PROBLEM:
Your task is to output the data exactly as it stands.

Page transcription records
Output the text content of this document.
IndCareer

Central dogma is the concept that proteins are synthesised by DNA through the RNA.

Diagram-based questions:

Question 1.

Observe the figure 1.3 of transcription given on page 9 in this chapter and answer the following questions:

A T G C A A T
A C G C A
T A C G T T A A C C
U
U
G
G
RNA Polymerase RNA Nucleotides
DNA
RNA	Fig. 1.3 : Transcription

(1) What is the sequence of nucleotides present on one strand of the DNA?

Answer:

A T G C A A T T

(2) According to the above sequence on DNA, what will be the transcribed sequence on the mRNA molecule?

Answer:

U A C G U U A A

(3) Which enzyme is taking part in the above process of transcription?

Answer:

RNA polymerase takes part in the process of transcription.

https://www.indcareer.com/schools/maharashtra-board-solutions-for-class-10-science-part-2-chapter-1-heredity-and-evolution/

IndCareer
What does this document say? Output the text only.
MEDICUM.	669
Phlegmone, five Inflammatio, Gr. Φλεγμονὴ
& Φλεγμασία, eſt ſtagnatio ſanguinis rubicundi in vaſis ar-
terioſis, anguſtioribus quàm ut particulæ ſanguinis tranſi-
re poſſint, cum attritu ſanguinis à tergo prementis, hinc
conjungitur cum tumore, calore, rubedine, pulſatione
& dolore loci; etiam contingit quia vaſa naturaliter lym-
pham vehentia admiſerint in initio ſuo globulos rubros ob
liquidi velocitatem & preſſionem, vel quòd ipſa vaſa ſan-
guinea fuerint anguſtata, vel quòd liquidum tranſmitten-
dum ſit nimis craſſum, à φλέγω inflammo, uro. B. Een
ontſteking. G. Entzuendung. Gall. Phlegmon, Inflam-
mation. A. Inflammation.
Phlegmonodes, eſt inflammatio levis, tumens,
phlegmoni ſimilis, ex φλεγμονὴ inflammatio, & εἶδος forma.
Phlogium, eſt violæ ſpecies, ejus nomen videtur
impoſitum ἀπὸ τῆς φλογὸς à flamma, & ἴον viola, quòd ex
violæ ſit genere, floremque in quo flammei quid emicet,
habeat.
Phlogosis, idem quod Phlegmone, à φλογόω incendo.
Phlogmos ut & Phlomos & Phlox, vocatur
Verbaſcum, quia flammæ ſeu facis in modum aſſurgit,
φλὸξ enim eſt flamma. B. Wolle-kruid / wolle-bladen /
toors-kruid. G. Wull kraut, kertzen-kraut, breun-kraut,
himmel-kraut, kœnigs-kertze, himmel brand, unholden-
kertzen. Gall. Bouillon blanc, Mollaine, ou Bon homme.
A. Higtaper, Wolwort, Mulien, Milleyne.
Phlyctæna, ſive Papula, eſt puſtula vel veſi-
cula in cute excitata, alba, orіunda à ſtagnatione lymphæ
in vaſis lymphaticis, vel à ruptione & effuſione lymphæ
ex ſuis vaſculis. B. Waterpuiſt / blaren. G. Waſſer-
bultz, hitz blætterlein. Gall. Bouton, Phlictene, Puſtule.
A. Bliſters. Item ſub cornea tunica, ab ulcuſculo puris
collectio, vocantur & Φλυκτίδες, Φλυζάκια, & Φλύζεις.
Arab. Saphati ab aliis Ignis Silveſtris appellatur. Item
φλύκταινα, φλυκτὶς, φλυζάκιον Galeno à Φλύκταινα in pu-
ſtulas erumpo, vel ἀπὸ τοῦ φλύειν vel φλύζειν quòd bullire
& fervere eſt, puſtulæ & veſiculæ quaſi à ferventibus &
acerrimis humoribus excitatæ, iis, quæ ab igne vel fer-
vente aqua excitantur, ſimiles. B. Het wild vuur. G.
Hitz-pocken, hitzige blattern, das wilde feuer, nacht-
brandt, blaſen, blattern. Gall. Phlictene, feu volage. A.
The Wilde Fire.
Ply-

TASK RESPONSE:
Output the text content of this document.
IndCareer

Central dogma is the concept that proteins are synthesised by DNA through the RNA.

Diagram-based questions:

Question 1.

Observe the figure 1.3 of transcription given on page 9 in this chapter and answer the following questions:

A T G C A A T
A C G C A
T A C G T T A A C C
U
U
G
G
RNA Polymerase RNA Nucleotides
DNA
RNA	Fig. 1.3 : Transcription

(1) What is the sequence of nucleotides present on one strand of the DNA?

Answer:

A T G C A A T T

(2) According to the above sequence on DNA, what will be the transcribed sequence on the mRNA molecule?

Answer:

U A C G U U A A

(3) Which enzyme is taking part in the above process of transcription?

Answer:

RNA polymerase takes part in the process of transcription.

https://www.indcareer.com/schools/maharashtra-board-solutions-for-class-10-science-part-2-chapter-1-heredity-and-evolution/

IndCareer
What does this document say? Output the text only.
MEDICUM.	669
Phlegmone, five Inflammatio, Gr. Φλεγμονὴ
& Φλεγμασία, eſt ſtagnatio ſanguinis rubicundi in vaſis ar-
terioſis, anguſtioribus quàm ut particulæ ſanguinis tranſi-
re poſſint, cum attritu ſanguinis à tergo prementis, hinc
conjungitur cum tumore, calore, rubedine, pulſatione
& dolore loci; etiam contingit quia vaſa naturaliter lym-
pham vehentia admiſerint in initio ſuo globulos rubros ob
liquidi velocitatem & preſſionem, vel quòd ipſa vaſa ſan-
guinea fuerint anguſtata, vel quòd liquidum tranſmitten-
dum ſit nimis craſſum, à φλέγω inflammo, uro. B. Een
ontſteking. G. Entzuendung. Gall. Phlegmon, Inflam-
mation. A. Inflammation.
Phlegmonodes, eſt inflammatio levis, tumens,
phlegmoni ſimilis, ex φλεγμονὴ inflammatio, & εἶδος forma.
Phlogium, eſt violæ ſpecies, ejus nomen videtur
impoſitum ἀπὸ τῆς φλογὸς à flamma, & ἴον viola, quòd ex
violæ ſit genere, floremque in quo flammei quid emicet,
habeat.
Phlogosis, idem quod Phlegmone, à φλογόω incendo.
Phlogmos ut & Phlomos & Phlox, vocatur
Verbaſcum, quia flammæ ſeu facis in modum aſſurgit,
φλὸξ enim eſt flamma. B. Wolle-kruid / wolle-bladen /
toors-kruid. G. Wull kraut, kertzen-kraut, breun-kraut,
himmel-kraut, kœnigs-kertze, himmel brand, unholden-
kertzen. Gall. Bouillon blanc, Mollaine, ou Bon homme.
A. Higtaper, Wolwort, Mulien, Milleyne.
Phlyctæna, ſive Papula, eſt puſtula vel veſi-
cula in cute excitata, alba, orіunda à ſtagnatione lymphæ
in vaſis lymphaticis, vel à ruptione & effuſione lymphæ
ex ſuis vaſculis. B. Waterpuiſt / blaren. G. Waſſer-
bultz, hitz blætterlein. Gall. Bouton, Phlictene, Puſtule.
A. Bliſters. Item ſub cornea tunica, ab ulcuſculo puris
collectio, vocantur & Φλυκτίδες, Φλυζάκια, & Φλύζεις.
Arab. Saphati ab aliis Ignis Silveſtris appellatur. Item
φλύκταινα, φλυκτὶς, φλυζάκιον Galeno à Φλύκταινα in pu-
ſtulas erumpo, vel ἀπὸ τοῦ φλύειν vel φλύζειν quòd bullire
& fervere eſt, puſtulæ & veſiculæ quaſi à ferventibus &
acerrimis humoribus excitatæ, iis, quæ ab igne vel fer-
vente aqua excitantur, ſimiles. B. Het wild vuur. G.
Hitz-pocken, hitzige blattern, das wilde feuer, nacht-
brandt, blaſen, blattern. Gall. Phlictene, feu volage. A.
The Wilde Fire.
Ply-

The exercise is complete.